Extracted records:
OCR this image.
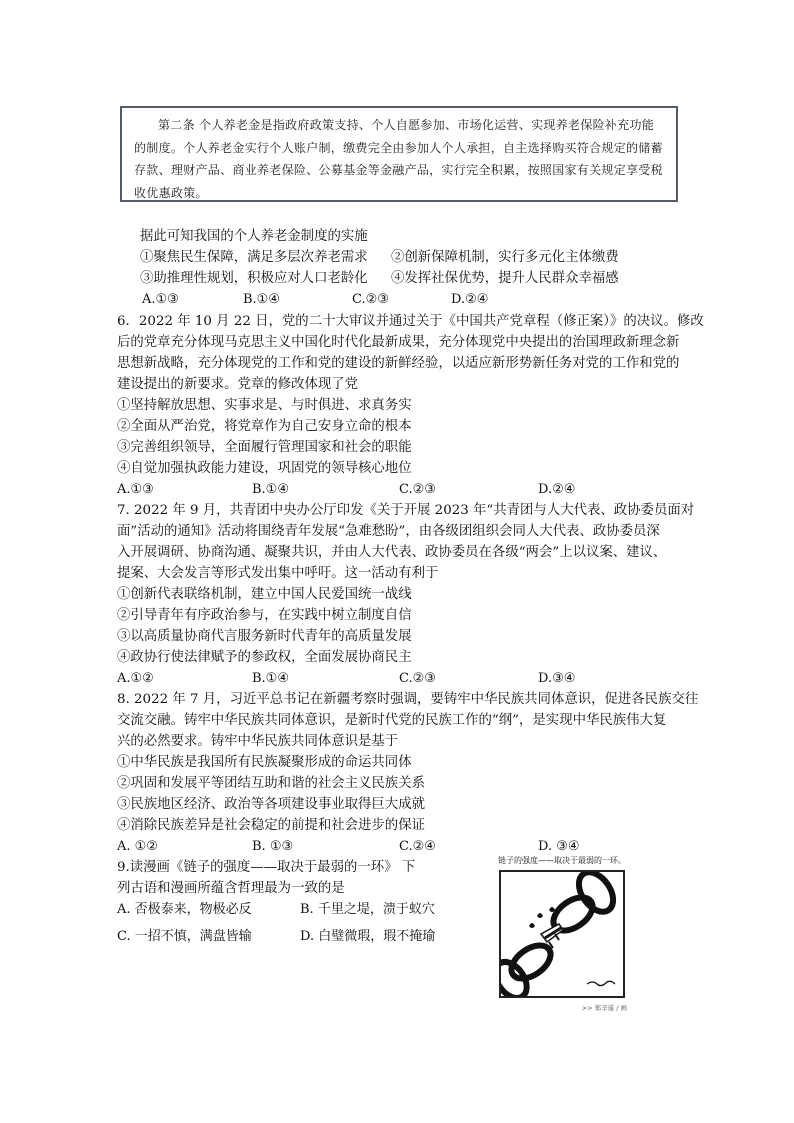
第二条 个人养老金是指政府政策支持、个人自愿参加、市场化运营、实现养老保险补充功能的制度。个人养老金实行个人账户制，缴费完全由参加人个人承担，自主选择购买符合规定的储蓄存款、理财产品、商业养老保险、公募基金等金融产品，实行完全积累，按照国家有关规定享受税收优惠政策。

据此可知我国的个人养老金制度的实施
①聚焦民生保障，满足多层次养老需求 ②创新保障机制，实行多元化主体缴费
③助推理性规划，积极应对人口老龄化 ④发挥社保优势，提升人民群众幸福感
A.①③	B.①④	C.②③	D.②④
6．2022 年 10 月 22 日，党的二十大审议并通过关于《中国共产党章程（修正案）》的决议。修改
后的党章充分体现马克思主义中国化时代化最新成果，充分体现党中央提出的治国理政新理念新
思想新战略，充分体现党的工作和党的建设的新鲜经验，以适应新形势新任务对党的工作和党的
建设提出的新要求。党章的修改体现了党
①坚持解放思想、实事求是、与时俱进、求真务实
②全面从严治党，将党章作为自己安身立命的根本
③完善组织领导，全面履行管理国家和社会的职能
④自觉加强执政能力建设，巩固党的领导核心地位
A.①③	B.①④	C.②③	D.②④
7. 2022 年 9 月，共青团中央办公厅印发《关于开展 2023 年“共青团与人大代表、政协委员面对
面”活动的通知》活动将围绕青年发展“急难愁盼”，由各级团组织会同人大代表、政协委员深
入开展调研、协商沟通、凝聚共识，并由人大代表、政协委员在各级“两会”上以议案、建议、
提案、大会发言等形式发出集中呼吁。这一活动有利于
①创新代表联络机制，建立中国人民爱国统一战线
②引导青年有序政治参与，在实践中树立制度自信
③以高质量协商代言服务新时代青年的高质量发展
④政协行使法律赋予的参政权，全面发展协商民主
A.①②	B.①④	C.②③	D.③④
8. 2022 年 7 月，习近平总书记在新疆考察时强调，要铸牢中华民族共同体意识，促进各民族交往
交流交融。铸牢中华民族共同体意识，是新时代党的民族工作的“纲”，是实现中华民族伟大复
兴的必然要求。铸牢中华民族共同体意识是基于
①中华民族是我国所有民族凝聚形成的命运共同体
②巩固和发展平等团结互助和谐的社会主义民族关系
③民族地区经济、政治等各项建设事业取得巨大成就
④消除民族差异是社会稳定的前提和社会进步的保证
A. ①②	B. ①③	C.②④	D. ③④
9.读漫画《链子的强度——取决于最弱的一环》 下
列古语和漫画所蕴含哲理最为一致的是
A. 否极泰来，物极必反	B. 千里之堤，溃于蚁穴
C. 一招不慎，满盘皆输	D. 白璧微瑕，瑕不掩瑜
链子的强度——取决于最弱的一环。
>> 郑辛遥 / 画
---
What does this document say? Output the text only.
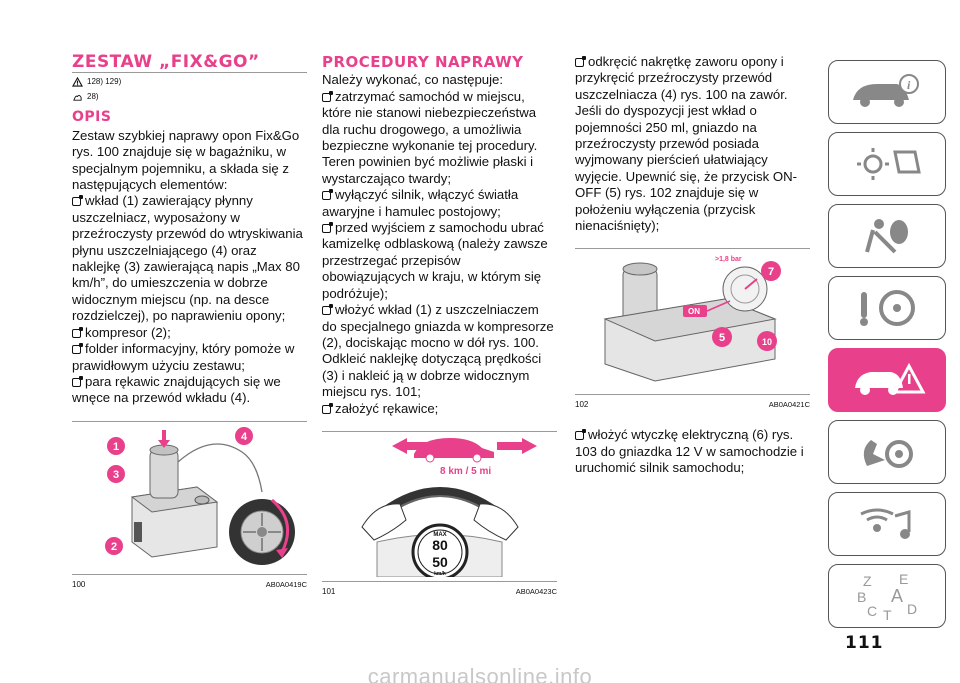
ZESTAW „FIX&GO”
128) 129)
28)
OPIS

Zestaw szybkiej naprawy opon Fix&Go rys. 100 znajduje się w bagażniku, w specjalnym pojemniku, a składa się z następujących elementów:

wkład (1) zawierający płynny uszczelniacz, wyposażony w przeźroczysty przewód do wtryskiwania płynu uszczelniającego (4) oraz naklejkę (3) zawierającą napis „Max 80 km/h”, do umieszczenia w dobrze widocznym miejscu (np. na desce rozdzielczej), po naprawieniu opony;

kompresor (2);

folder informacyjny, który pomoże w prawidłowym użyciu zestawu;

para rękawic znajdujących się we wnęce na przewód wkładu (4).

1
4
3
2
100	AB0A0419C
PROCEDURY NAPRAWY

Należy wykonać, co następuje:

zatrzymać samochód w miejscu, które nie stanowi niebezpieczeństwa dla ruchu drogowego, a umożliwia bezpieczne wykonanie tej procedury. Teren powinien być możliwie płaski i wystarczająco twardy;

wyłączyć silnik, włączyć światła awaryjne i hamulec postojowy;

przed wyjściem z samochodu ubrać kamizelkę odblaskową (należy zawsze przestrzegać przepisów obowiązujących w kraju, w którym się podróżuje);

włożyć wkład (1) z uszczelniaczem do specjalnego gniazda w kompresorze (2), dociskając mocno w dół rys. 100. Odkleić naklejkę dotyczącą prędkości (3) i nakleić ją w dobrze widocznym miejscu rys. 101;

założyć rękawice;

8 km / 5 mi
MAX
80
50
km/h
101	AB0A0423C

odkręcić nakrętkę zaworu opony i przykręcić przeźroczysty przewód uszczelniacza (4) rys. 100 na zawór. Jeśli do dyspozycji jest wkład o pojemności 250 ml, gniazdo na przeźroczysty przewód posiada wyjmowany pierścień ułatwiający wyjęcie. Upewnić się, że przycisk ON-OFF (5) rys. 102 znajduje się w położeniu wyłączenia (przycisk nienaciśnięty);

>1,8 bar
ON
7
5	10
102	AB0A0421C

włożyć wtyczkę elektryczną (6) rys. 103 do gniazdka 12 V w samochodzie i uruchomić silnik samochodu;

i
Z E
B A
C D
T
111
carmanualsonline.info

What to do: Filter the data for the string "opony" and copy every line that has it.

In response:
wkład (1) zawierający płynny uszczelniacz, wyposażony w przeźroczysty przewód do wtryskiwania płynu uszczelniającego (4) oraz naklejkę (3) zawierającą napis „Max 80 km/h”, do umieszczenia w dobrze widocznym miejscu (np. na desce rozdzielczej), po naprawieniu opony;
odkręcić nakrętkę zaworu opony i przykręcić przeźroczysty przewód uszczelniacza (4) rys. 100 na zawór. Jeśli do dyspozycji jest wkład o pojemności 250 ml, gniazdo na przeźroczysty przewód posiada wyjmowany pierścień ułatwiający wyjęcie. Upewnić się, że przycisk ON-OFF (5) rys. 102 znajduje się w położeniu wyłączenia (przycisk nienaciśnięty);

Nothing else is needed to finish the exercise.